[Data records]
+++

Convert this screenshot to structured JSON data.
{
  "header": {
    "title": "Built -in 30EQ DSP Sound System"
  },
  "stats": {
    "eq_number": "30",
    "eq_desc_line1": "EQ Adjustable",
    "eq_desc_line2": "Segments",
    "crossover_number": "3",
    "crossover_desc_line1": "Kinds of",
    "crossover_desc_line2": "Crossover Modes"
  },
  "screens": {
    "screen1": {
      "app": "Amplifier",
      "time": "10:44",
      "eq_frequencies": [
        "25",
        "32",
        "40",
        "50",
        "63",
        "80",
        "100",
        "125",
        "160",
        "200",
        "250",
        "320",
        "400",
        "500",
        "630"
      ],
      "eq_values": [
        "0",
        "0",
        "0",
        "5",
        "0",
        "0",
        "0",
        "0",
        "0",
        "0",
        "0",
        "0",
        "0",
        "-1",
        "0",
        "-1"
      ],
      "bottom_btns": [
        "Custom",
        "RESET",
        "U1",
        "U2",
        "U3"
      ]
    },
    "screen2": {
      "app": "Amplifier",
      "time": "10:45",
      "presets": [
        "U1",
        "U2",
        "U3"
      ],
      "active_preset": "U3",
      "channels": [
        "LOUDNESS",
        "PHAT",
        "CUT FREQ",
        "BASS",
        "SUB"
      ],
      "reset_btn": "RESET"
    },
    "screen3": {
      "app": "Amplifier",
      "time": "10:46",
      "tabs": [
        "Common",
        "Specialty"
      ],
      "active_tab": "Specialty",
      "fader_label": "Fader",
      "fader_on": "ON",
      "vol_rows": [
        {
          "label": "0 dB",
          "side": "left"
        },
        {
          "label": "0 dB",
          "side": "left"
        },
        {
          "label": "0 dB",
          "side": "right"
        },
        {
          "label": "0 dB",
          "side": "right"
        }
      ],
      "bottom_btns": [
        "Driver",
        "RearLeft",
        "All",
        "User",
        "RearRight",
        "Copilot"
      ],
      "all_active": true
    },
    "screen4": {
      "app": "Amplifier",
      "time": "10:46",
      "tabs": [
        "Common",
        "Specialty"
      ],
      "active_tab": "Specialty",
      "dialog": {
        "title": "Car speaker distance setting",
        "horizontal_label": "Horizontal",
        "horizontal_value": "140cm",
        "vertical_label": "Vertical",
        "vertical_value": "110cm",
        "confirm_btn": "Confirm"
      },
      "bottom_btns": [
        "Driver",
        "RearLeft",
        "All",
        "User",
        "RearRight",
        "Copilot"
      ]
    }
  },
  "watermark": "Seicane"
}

+++

Copy all of the data exactly.

■ ANSWER TO THE EXERCISE ■
Convert this screenshot to structured JSON data.
{
  "header": {
    "title": "Built -in 30EQ DSP Sound System"
  },
  "stats": {
    "eq_number": "30",
    "eq_desc_line1": "EQ Adjustable",
    "eq_desc_line2": "Segments",
    "crossover_number": "3",
    "crossover_desc_line1": "Kinds of",
    "crossover_desc_line2": "Crossover Modes"
  },
  "screens": {
    "screen1": {
      "app": "Amplifier",
      "time": "10:44",
      "eq_frequencies": [
        "25",
        "32",
        "40",
        "50",
        "63",
        "80",
        "100",
        "125",
        "160",
        "200",
        "250",
        "320",
        "400",
        "500",
        "630"
      ],
      "eq_values": [
        "0",
        "0",
        "0",
        "5",
        "0",
        "0",
        "0",
        "0",
        "0",
        "0",
        "0",
        "0",
        "0",
        "-1",
        "0",
        "-1"
      ],
      "bottom_btns": [
        "Custom",
        "RESET",
        "U1",
        "U2",
        "U3"
      ]
    },
    "screen2": {
      "app": "Amplifier",
      "time": "10:45",
      "presets": [
        "U1",
        "U2",
        "U3"
      ],
      "active_preset": "U3",
      "channels": [
        "LOUDNESS",
        "PHAT",
        "CUT FREQ",
        "BASS",
        "SUB"
      ],
      "reset_btn": "RESET"
    },
    "screen3": {
      "app": "Amplifier",
      "time": "10:46",
      "tabs": [
        "Common",
        "Specialty"
      ],
      "active_tab": "Specialty",
      "fader_label": "Fader",
      "fader_on": "ON",
      "vol_rows": [
        {
          "label": "0 dB",
          "side": "left"
        },
        {
          "label": "0 dB",
          "side": "left"
        },
        {
          "label": "0 dB",
          "side": "right"
        },
        {
          "label": "0 dB",
          "side": "right"
        }
      ],
      "bottom_btns": [
        "Driver",
        "RearLeft",
        "All",
        "User",
        "RearRight",
        "Copilot"
      ],
      "all_active": true
    },
    "screen4": {
      "app": "Amplifier",
      "time": "10:46",
      "tabs": [
        "Common",
        "Specialty"
      ],
      "active_tab": "Specialty",
      "dialog": {
        "title": "Car speaker distance setting",
        "horizontal_label": "Horizontal",
        "horizontal_value": "140cm",
        "vertical_label": "Vertical",
        "vertical_value": "110cm",
        "confirm_btn": "Confirm"
      },
      "bottom_btns": [
        "Driver",
        "RearLeft",
        "All",
        "User",
        "RearRight",
        "Copilot"
      ]
    }
  },
  "watermark": "Seicane"
}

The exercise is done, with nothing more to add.